_MATERIAL PROVIDED_.
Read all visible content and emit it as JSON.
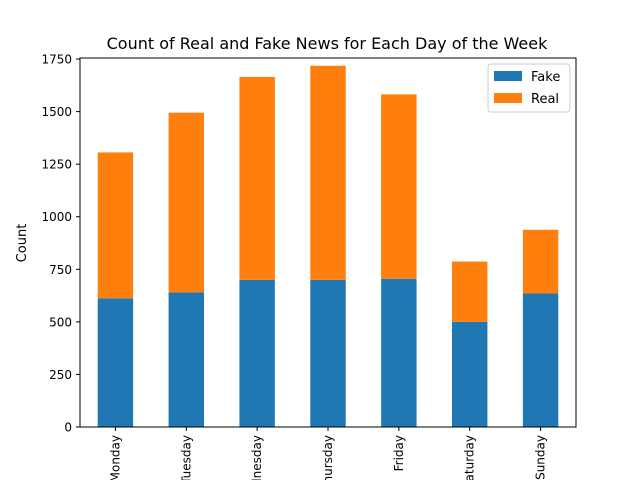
{
  "chart_data": {
    "type": "bar",
    "stacked": true,
    "title": "Count of Real and Fake News for Each Day of the Week",
    "xlabel": "",
    "ylabel": "Count",
    "categories": [
      "Monday",
      "Tuesday",
      "Wednesday",
      "Thursday",
      "Friday",
      "Saturday",
      "Sunday"
    ],
    "series": [
      {
        "name": "Fake",
        "color": "#1f77b4",
        "values": [
          612,
          640,
          700,
          700,
          705,
          500,
          635
        ]
      },
      {
        "name": "Real",
        "color": "#ff7f0e",
        "values": [
          694,
          855,
          965,
          1018,
          877,
          287,
          303
        ]
      }
    ],
    "ylim": [
      0,
      1755
    ],
    "yticks": [
      0,
      250,
      500,
      750,
      1000,
      1250,
      1500,
      1750
    ],
    "legend": "top-right",
    "grid": false
  }
}
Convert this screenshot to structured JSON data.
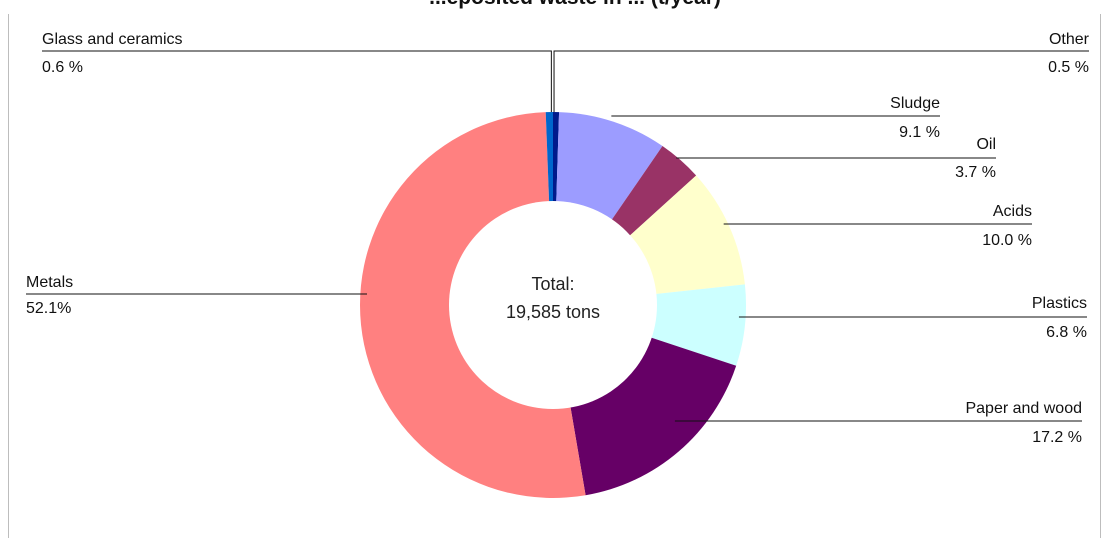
{
  "chart_data": {
    "type": "pie",
    "title": "...eposited waste in ... (t/year)",
    "center_label": [
      "Total:",
      "19,585 tons"
    ],
    "slices": [
      {
        "name": "Other",
        "value": 0.5,
        "label": "0.5 %",
        "color": "#001a8c"
      },
      {
        "name": "Sludge",
        "value": 9.1,
        "label": "9.1 %",
        "color": "#9c9cff"
      },
      {
        "name": "Oil",
        "value": 3.7,
        "label": "3.7 %",
        "color": "#993366"
      },
      {
        "name": "Acids",
        "value": 10.0,
        "label": "10.0 %",
        "color": "#ffffcc"
      },
      {
        "name": "Plastics",
        "value": 6.8,
        "label": "6.8 %",
        "color": "#ccffff"
      },
      {
        "name": "Paper and wood",
        "value": 17.2,
        "label": "17.2 %",
        "color": "#660066"
      },
      {
        "name": "Metals",
        "value": 52.1,
        "label": "52.1%",
        "color": "#ff8080"
      },
      {
        "name": "Glass and ceramics",
        "value": 0.6,
        "label": "0.6 %",
        "color": "#0066cc"
      }
    ]
  }
}
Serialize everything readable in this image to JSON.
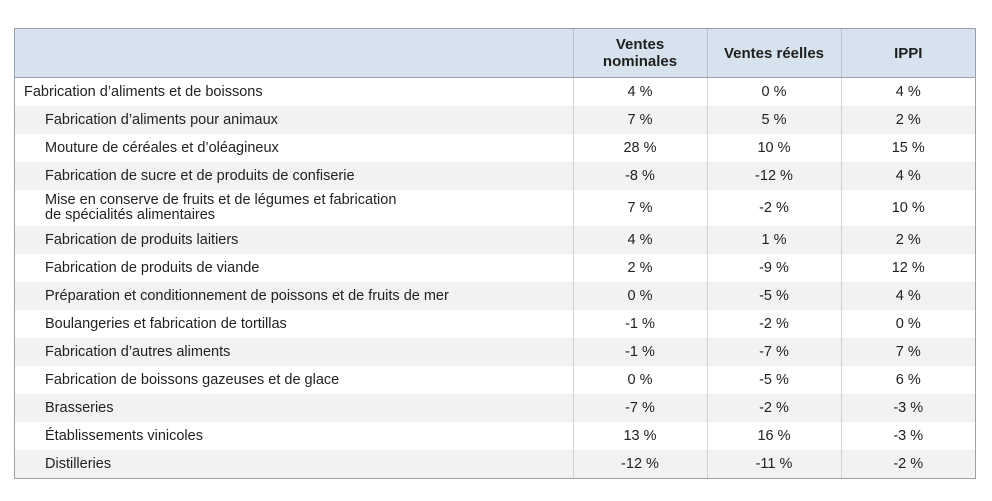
{
  "table": {
    "headers": [
      "",
      "Ventes nominales",
      "Ventes réelles",
      "IPPI"
    ],
    "rows": [
      {
        "label": "Fabrication d’aliments et de boissons",
        "nominal": "4 %",
        "reel": "0 %",
        "ippi": "4 %"
      },
      {
        "label": "Fabrication d’aliments pour animaux",
        "nominal": "7 %",
        "reel": "5 %",
        "ippi": "2 %"
      },
      {
        "label": "Mouture de céréales et d’oléagineux",
        "nominal": "28 %",
        "reel": "10 %",
        "ippi": "15 %"
      },
      {
        "label": "Fabrication de sucre et de produits de confiserie",
        "nominal": "-8 %",
        "reel": "-12 %",
        "ippi": "4 %"
      },
      {
        "label_line1": "Mise en conserve de fruits et de légumes et fabrication",
        "label_line2": "de spécialités alimentaires",
        "nominal": "7 %",
        "reel": "-2 %",
        "ippi": "10 %"
      },
      {
        "label": "Fabrication de produits laitiers",
        "nominal": "4 %",
        "reel": "1 %",
        "ippi": "2 %"
      },
      {
        "label": "Fabrication de produits de viande",
        "nominal": "2 %",
        "reel": "-9 %",
        "ippi": "12 %"
      },
      {
        "label": "Préparation et conditionnement de poissons et de fruits de mer",
        "nominal": "0 %",
        "reel": "-5 %",
        "ippi": "4 %"
      },
      {
        "label": "Boulangeries et fabrication de tortillas",
        "nominal": "-1 %",
        "reel": "-2 %",
        "ippi": "0 %"
      },
      {
        "label": "Fabrication d’autres aliments",
        "nominal": "-1 %",
        "reel": "-7 %",
        "ippi": "7 %"
      },
      {
        "label": "Fabrication de boissons gazeuses et de glace",
        "nominal": "0 %",
        "reel": "-5 %",
        "ippi": "6 %"
      },
      {
        "label": "Brasseries",
        "nominal": "-7 %",
        "reel": "-2 %",
        "ippi": "-3 %"
      },
      {
        "label": "Établissements vinicoles",
        "nominal": "13 %",
        "reel": "16 %",
        "ippi": "-3 %"
      },
      {
        "label": "Distilleries",
        "nominal": "-12 %",
        "reel": "-11 %",
        "ippi": "-2 %"
      }
    ]
  }
}
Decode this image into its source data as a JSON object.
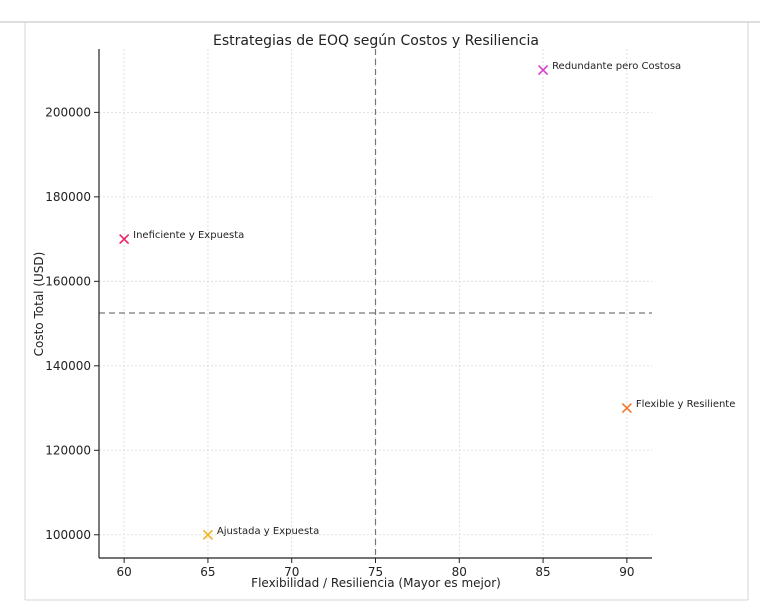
{
  "chart_data": {
    "type": "scatter",
    "title": "Estrategias de EOQ según Costos y Resiliencia",
    "xlabel": "Flexibilidad / Resiliencia (Mayor es mejor)",
    "ylabel": "Costo Total (USD)",
    "xlim": [
      58.5,
      91.5
    ],
    "ylim": [
      94500,
      215000
    ],
    "xticks": [
      60,
      65,
      70,
      75,
      80,
      85,
      90
    ],
    "yticks": [
      100000,
      120000,
      140000,
      160000,
      180000,
      200000
    ],
    "xtick_labels": [
      "60",
      "65",
      "70",
      "75",
      "80",
      "85",
      "90"
    ],
    "ytick_labels": [
      "100000",
      "120000",
      "140000",
      "160000",
      "180000",
      "200000"
    ],
    "grid": true,
    "marker": "x",
    "reference_lines": {
      "x": 75,
      "y": 152500,
      "style": "dashed"
    },
    "points": [
      {
        "label": "Ineficiente y Expuesta",
        "x": 60,
        "y": 170000,
        "color": "#e8256a"
      },
      {
        "label": "Ajustada y Expuesta",
        "x": 65,
        "y": 100000,
        "color": "#f0b21e"
      },
      {
        "label": "Redundante pero Costosa",
        "x": 85,
        "y": 210000,
        "color": "#d63fd0"
      },
      {
        "label": "Flexible y Resiliente",
        "x": 90,
        "y": 130000,
        "color": "#f07a2a"
      }
    ]
  }
}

_INSTRUCTIONS TO FOLLOW_.
Print all of the entries word for word. Skip any images they contain.

_CORRECT OUTPUT_.
Read all visible content and emit it as JSON.
{
  "chart_data": {
    "type": "bar",
    "stacked": true,
    "title": "Count of Real and Fake News for Each Day of the Week",
    "xlabel": "",
    "ylabel": "Count",
    "categories": [
      "Monday",
      "Tuesday",
      "Wednesday",
      "Thursday",
      "Friday",
      "Saturday",
      "Sunday"
    ],
    "series": [
      {
        "name": "Fake",
        "color": "#1f77b4",
        "values": [
          612,
          640,
          700,
          700,
          705,
          500,
          635
        ]
      },
      {
        "name": "Real",
        "color": "#ff7f0e",
        "values": [
          694,
          855,
          965,
          1018,
          877,
          287,
          303
        ]
      }
    ],
    "ylim": [
      0,
      1755
    ],
    "yticks": [
      0,
      250,
      500,
      750,
      1000,
      1250,
      1500,
      1750
    ],
    "legend": "top-right",
    "grid": false
  }
}
Convert this screenshot to structured JSON data.
{
  "chart_data": {
    "type": "pie",
    "title": "...eposited waste in ... (t/year)",
    "center_label": [
      "Total:",
      "19,585 tons"
    ],
    "slices": [
      {
        "name": "Other",
        "value": 0.5,
        "label": "0.5 %",
        "color": "#001a8c"
      },
      {
        "name": "Sludge",
        "value": 9.1,
        "label": "9.1 %",
        "color": "#9c9cff"
      },
      {
        "name": "Oil",
        "value": 3.7,
        "label": "3.7 %",
        "color": "#993366"
      },
      {
        "name": "Acids",
        "value": 10.0,
        "label": "10.0 %",
        "color": "#ffffcc"
      },
      {
        "name": "Plastics",
        "value": 6.8,
        "label": "6.8 %",
        "color": "#ccffff"
      },
      {
        "name": "Paper and wood",
        "value": 17.2,
        "label": "17.2 %",
        "color": "#660066"
      },
      {
        "name": "Metals",
        "value": 52.1,
        "label": "52.1%",
        "color": "#ff8080"
      },
      {
        "name": "Glass and ceramics",
        "value": 0.6,
        "label": "0.6 %",
        "color": "#0066cc"
      }
    ]
  }
}
Serialize everything readable in this image to JSON.
{
  "table": {
    "headers": [
      "",
      "Ventes nominales",
      "Ventes réelles",
      "IPPI"
    ],
    "rows": [
      {
        "label": "Fabrication d’aliments et de boissons",
        "nominal": "4 %",
        "reel": "0 %",
        "ippi": "4 %"
      },
      {
        "label": "Fabrication d’aliments pour animaux",
        "nominal": "7 %",
        "reel": "5 %",
        "ippi": "2 %"
      },
      {
        "label": "Mouture de céréales et d’oléagineux",
        "nominal": "28 %",
        "reel": "10 %",
        "ippi": "15 %"
      },
      {
        "label": "Fabrication de sucre et de produits de confiserie",
        "nominal": "-8 %",
        "reel": "-12 %",
        "ippi": "4 %"
      },
      {
        "label_line1": "Mise en conserve de fruits et de légumes et fabrication",
        "label_line2": "de spécialités alimentaires",
        "nominal": "7 %",
        "reel": "-2 %",
        "ippi": "10 %"
      },
      {
        "label": "Fabrication de produits laitiers",
        "nominal": "4 %",
        "reel": "1 %",
        "ippi": "2 %"
      },
      {
        "label": "Fabrication de produits de viande",
        "nominal": "2 %",
        "reel": "-9 %",
        "ippi": "12 %"
      },
      {
        "label": "Préparation et conditionnement de poissons et de fruits de mer",
        "nominal": "0 %",
        "reel": "-5 %",
        "ippi": "4 %"
      },
      {
        "label": "Boulangeries et fabrication de tortillas",
        "nominal": "-1 %",
        "reel": "-2 %",
        "ippi": "0 %"
      },
      {
        "label": "Fabrication d’autres aliments",
        "nominal": "-1 %",
        "reel": "-7 %",
        "ippi": "7 %"
      },
      {
        "label": "Fabrication de boissons gazeuses et de glace",
        "nominal": "0 %",
        "reel": "-5 %",
        "ippi": "6 %"
      },
      {
        "label": "Brasseries",
        "nominal": "-7 %",
        "reel": "-2 %",
        "ippi": "-3 %"
      },
      {
        "label": "Établissements vinicoles",
        "nominal": "13 %",
        "reel": "16 %",
        "ippi": "-3 %"
      },
      {
        "label": "Distilleries",
        "nominal": "-12 %",
        "reel": "-11 %",
        "ippi": "-2 %"
      }
    ]
  }
}
Decode this image into its source data as a JSON object.
{
  "chart_data": {
    "type": "scatter",
    "title": "Estrategias de EOQ según Costos y Resiliencia",
    "xlabel": "Flexibilidad / Resiliencia (Mayor es mejor)",
    "ylabel": "Costo Total (USD)",
    "xlim": [
      58.5,
      91.5
    ],
    "ylim": [
      94500,
      215000
    ],
    "xticks": [
      60,
      65,
      70,
      75,
      80,
      85,
      90
    ],
    "yticks": [
      100000,
      120000,
      140000,
      160000,
      180000,
      200000
    ],
    "xtick_labels": [
      "60",
      "65",
      "70",
      "75",
      "80",
      "85",
      "90"
    ],
    "ytick_labels": [
      "100000",
      "120000",
      "140000",
      "160000",
      "180000",
      "200000"
    ],
    "grid": true,
    "marker": "x",
    "reference_lines": {
      "x": 75,
      "y": 152500,
      "style": "dashed"
    },
    "points": [
      {
        "label": "Ineficiente y Expuesta",
        "x": 60,
        "y": 170000,
        "color": "#e8256a"
      },
      {
        "label": "Ajustada y Expuesta",
        "x": 65,
        "y": 100000,
        "color": "#f0b21e"
      },
      {
        "label": "Redundante pero Costosa",
        "x": 85,
        "y": 210000,
        "color": "#d63fd0"
      },
      {
        "label": "Flexible y Resiliente",
        "x": 90,
        "y": 130000,
        "color": "#f07a2a"
      }
    ]
  }
}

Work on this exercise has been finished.